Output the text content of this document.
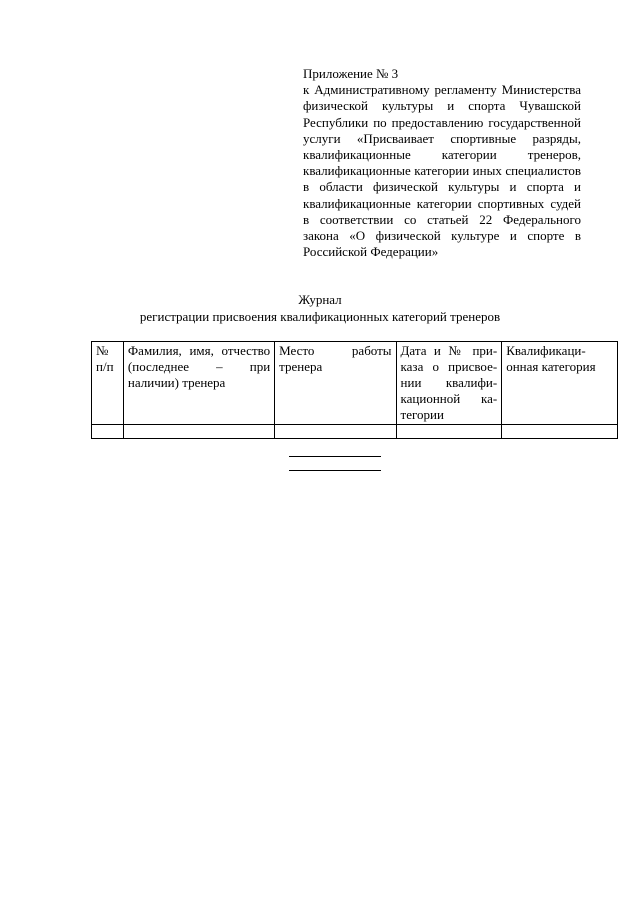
Приложение № 3
к Административному регламенту Министерства физической культуры и спорта Чувашской Республики по предоставлению государственной услуги «Присваивает спортивные разряды, квалификационные категории тренеров, квалификационные категории иных специалистов в области физической культуры и спорта и квалификационные категории спортивных судей в соответствии со статьей 22 Федерального закона «О физической культуре и спорте в Российской Федерации»
Журнал
регистрации присвоения квалификационных категорий тренеров
№ п/п	Фамилия, имя, отчество (последнее – при наличии) тренера	Место работы тренера	Дата и № приказа о присвоении квалификационной категории	Квалификационная категория
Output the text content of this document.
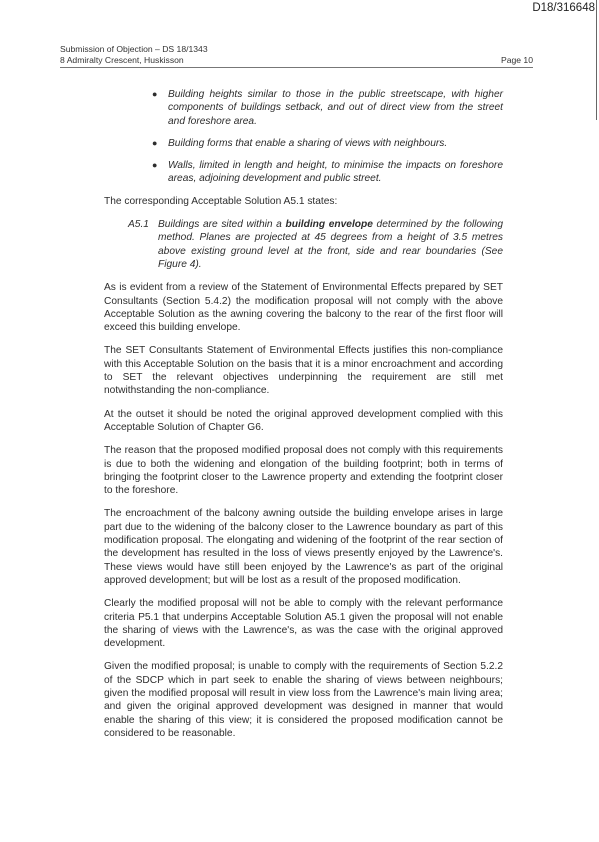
D18/316648
Submission of Objection – DS 18/1343
8 Admiralty Crescent, Huskisson	Page 10
● Building heights similar to those in the public streetscape, with higher components of buildings setback, and out of direct view from the street and foreshore area.
● Building forms that enable a sharing of views with neighbours.
● Walls, limited in length and height, to minimise the impacts on foreshore areas, adjoining development and public street.

The corresponding Acceptable Solution A5.1 states:

A5.1 Buildings are sited within a building envelope determined by the following method. Planes are projected at 45 degrees from a height of 3.5 metres above existing ground level at the front, side and rear boundaries (See Figure 4).

As is evident from a review of the Statement of Environmental Effects prepared by SET Consultants (Section 5.4.2) the modification proposal will not comply with the above Acceptable Solution as the awning covering the balcony to the rear of the first floor will exceed this building envelope.

The SET Consultants Statement of Environmental Effects justifies this non-compliance with this Acceptable Solution on the basis that it is a minor encroachment and according to SET the relevant objectives underpinning the requirement are still met notwithstanding the non-compliance.

At the outset it should be noted the original approved development complied with this Acceptable Solution of Chapter G6.

The reason that the proposed modified proposal does not comply with this requirements is due to both the widening and elongation of the building footprint; both in terms of bringing the footprint closer to the Lawrence property and extending the footprint closer to the foreshore.

The encroachment of the balcony awning outside the building envelope arises in large part due to the widening of the balcony closer to the Lawrence boundary as part of this modification proposal. The elongating and widening of the footprint of the rear section of the development has resulted in the loss of views presently enjoyed by the Lawrence's. These views would have still been enjoyed by the Lawrence's as part of the original approved development; but will be lost as a result of the proposed modification.

Clearly the modified proposal will not be able to comply with the relevant performance criteria P5.1 that underpins Acceptable Solution A5.1 given the proposal will not enable the sharing of views with the Lawrence's, as was the case with the original approved development.

Given the modified proposal; is unable to comply with the requirements of Section 5.2.2 of the SDCP which in part seek to enable the sharing of views between neighbours; given the modified proposal will result in view loss from the Lawrence's main living area; and given the original approved development was designed in manner that would enable the sharing of this view; it is considered the proposed modification cannot be considered to be reasonable.
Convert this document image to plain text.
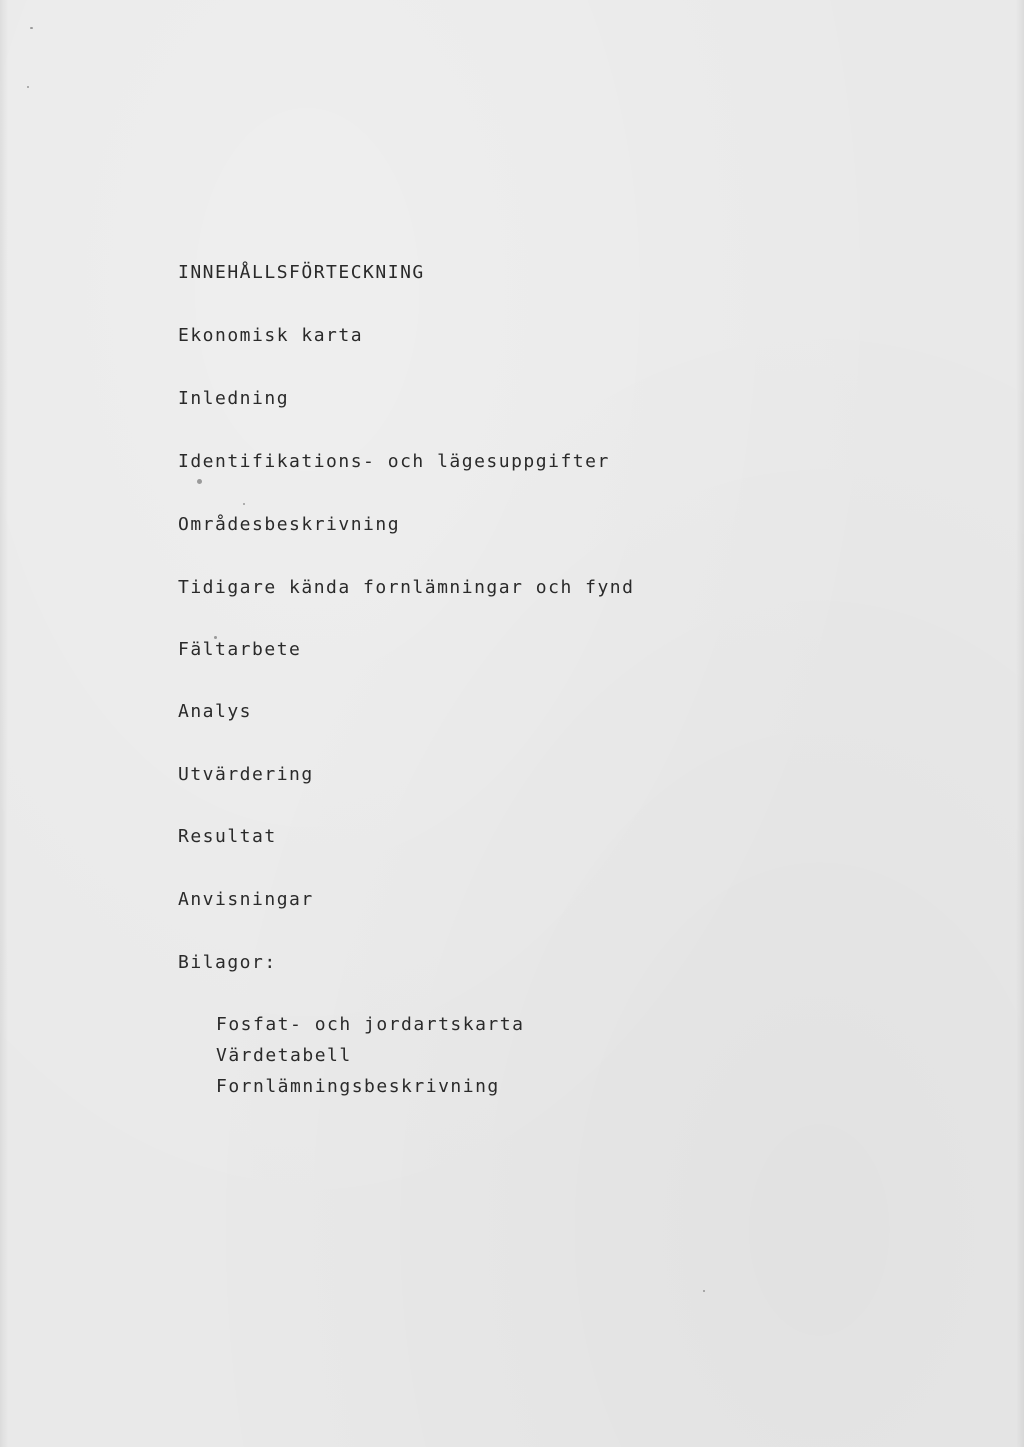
INNEHÅLLSFÖRTECKNING
Ekonomisk karta
Inledning
Identifikations- och lägesuppgifter
Områdesbeskrivning
Tidigare kända fornlämningar och fynd
Fältarbete
Analys
Utvärdering
Resultat
Anvisningar
Bilagor:
Fosfat- och jordartskarta
Värdetabell
Fornlämningsbeskrivning
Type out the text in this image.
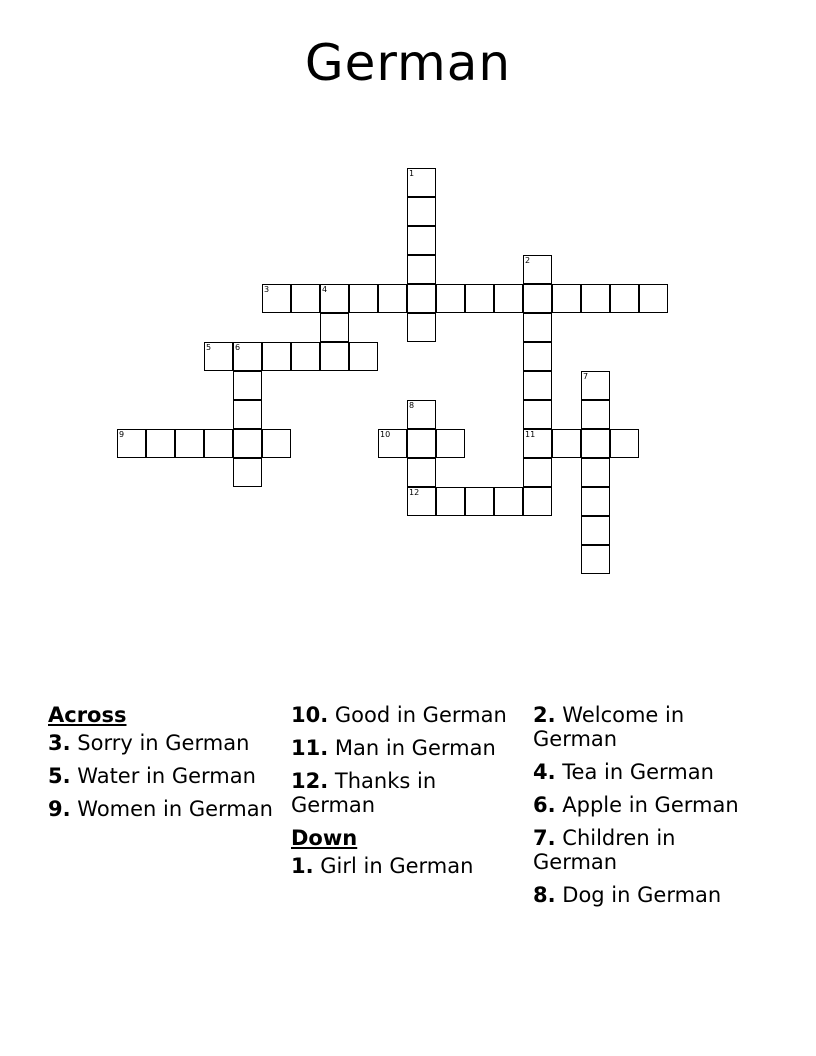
German
1
2
3	4
5	6
7
8
9	10	11
12
Across
3. Sorry in German
5. Water in German
9. Women in German
10. Good in German
11. Man in German
12. Thanks in German
Down
1. Girl in German
2. Welcome in German
4. Tea in German
6. Apple in German
7. Children in German
8. Dog in German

* * *

*TASK REQUIREMENTS*
Copy the records above exactly, leaving out every picture.

*FULL OUTPUT*
Output the text content of this document.
Приложение № 3
к Административному регламенту Министерства физической культуры и спорта Чувашской Республики по предоставлению государственной услуги «Присваивает спортивные разряды, квалификационные категории тренеров, квалификационные категории иных специалистов в области физической культуры и спорта и квалификационные категории спортивных судей в соответствии со статьей 22 Федерального закона «О физической культуре и спорте в Российской Федерации»
Журнал
регистрации присвоения квалификационных категорий тренеров
№ п/п	Фамилия, имя, отчество (последнее – при наличии) тренера	Место работы тренера	Дата и № приказа о присвоении квалификационной категории	Квалификационная категория
Output the text content of this document.
D18/316648
Submission of Objection – DS 18/1343
8 Admiralty Crescent, Huskisson	Page 10
● Building heights similar to those in the public streetscape, with higher components of buildings setback, and out of direct view from the street and foreshore area.
● Building forms that enable a sharing of views with neighbours.
● Walls, limited in length and height, to minimise the impacts on foreshore areas, adjoining development and public street.

The corresponding Acceptable Solution A5.1 states:

A5.1 Buildings are sited within a building envelope determined by the following method. Planes are projected at 45 degrees from a height of 3.5 metres above existing ground level at the front, side and rear boundaries (See Figure 4).

As is evident from a review of the Statement of Environmental Effects prepared by SET Consultants (Section 5.4.2) the modification proposal will not comply with the above Acceptable Solution as the awning covering the balcony to the rear of the first floor will exceed this building envelope.

The SET Consultants Statement of Environmental Effects justifies this non-compliance with this Acceptable Solution on the basis that it is a minor encroachment and according to SET the relevant objectives underpinning the requirement are still met notwithstanding the non-compliance.

At the outset it should be noted the original approved development complied with this Acceptable Solution of Chapter G6.

The reason that the proposed modified proposal does not comply with this requirements is due to both the widening and elongation of the building footprint; both in terms of bringing the footprint closer to the Lawrence property and extending the footprint closer to the foreshore.

The encroachment of the balcony awning outside the building envelope arises in large part due to the widening of the balcony closer to the Lawrence boundary as part of this modification proposal. The elongating and widening of the footprint of the rear section of the development has resulted in the loss of views presently enjoyed by the Lawrence's. These views would have still been enjoyed by the Lawrence's as part of the original approved development; but will be lost as a result of the proposed modification.

Clearly the modified proposal will not be able to comply with the relevant performance criteria P5.1 that underpins Acceptable Solution A5.1 given the proposal will not enable the sharing of views with the Lawrence's, as was the case with the original approved development.

Given the modified proposal; is unable to comply with the requirements of Section 5.2.2 of the SDCP which in part seek to enable the sharing of views between neighbours; given the modified proposal will result in view loss from the Lawrence's main living area; and given the original approved development was designed in manner that would enable the sharing of this view; it is considered the proposed modification cannot be considered to be reasonable.
Convert this document image to plain text.
INNEHÅLLSFÖRTECKNING
Ekonomisk karta
Inledning
Identifikations- och lägesuppgifter
Områdesbeskrivning
Tidigare kända fornlämningar och fynd
Fältarbete
Analys
Utvärdering
Resultat
Anvisningar
Bilagor:
Fosfat- och jordartskarta
Värdetabell
Fornlämningsbeskrivning
Type out the text in this image.
German
1
2
3	4
5	6
7
8
9	10	11
12
Across
3. Sorry in German
5. Water in German
9. Women in German
10. Good in German
11. Man in German
12. Thanks in German
Down
1. Girl in German
2. Welcome in German
4. Tea in German
6. Apple in German
7. Children in German
8. Dog in German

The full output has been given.